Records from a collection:
----------------------------------------
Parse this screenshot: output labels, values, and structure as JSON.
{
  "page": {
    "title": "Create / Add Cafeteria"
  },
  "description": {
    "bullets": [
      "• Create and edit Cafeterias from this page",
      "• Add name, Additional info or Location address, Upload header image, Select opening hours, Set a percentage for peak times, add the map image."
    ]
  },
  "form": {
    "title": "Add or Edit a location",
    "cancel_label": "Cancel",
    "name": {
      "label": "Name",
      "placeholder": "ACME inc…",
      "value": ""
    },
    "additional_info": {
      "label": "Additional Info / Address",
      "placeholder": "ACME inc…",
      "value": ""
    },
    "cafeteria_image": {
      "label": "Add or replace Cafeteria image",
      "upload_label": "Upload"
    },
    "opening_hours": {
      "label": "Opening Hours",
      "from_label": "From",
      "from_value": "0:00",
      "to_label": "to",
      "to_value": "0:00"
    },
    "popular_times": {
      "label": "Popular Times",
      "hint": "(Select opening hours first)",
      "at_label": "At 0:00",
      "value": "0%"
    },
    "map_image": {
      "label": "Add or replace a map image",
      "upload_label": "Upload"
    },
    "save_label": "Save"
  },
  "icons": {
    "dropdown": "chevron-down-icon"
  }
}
----------------------------------------
• [What to do]:
Repeat all of the records above exactly as they appear.

• [Response for this exercise]:
Parse this screenshot: output labels, values, and structure as JSON.
{
  "page": {
    "title": "Create / Add Cafeteria"
  },
  "description": {
    "bullets": [
      "• Create and edit Cafeterias from this page",
      "• Add name, Additional info or Location address, Upload header image, Select opening hours, Set a percentage for peak times, add the map image."
    ]
  },
  "form": {
    "title": "Add or Edit a location",
    "cancel_label": "Cancel",
    "name": {
      "label": "Name",
      "placeholder": "ACME inc…",
      "value": ""
    },
    "additional_info": {
      "label": "Additional Info / Address",
      "placeholder": "ACME inc…",
      "value": ""
    },
    "cafeteria_image": {
      "label": "Add or replace Cafeteria image",
      "upload_label": "Upload"
    },
    "opening_hours": {
      "label": "Opening Hours",
      "from_label": "From",
      "from_value": "0:00",
      "to_label": "to",
      "to_value": "0:00"
    },
    "popular_times": {
      "label": "Popular Times",
      "hint": "(Select opening hours first)",
      "at_label": "At 0:00",
      "value": "0%"
    },
    "map_image": {
      "label": "Add or replace a map image",
      "upload_label": "Upload"
    },
    "save_label": "Save"
  },
  "icons": {
    "dropdown": "chevron-down-icon"
  }
}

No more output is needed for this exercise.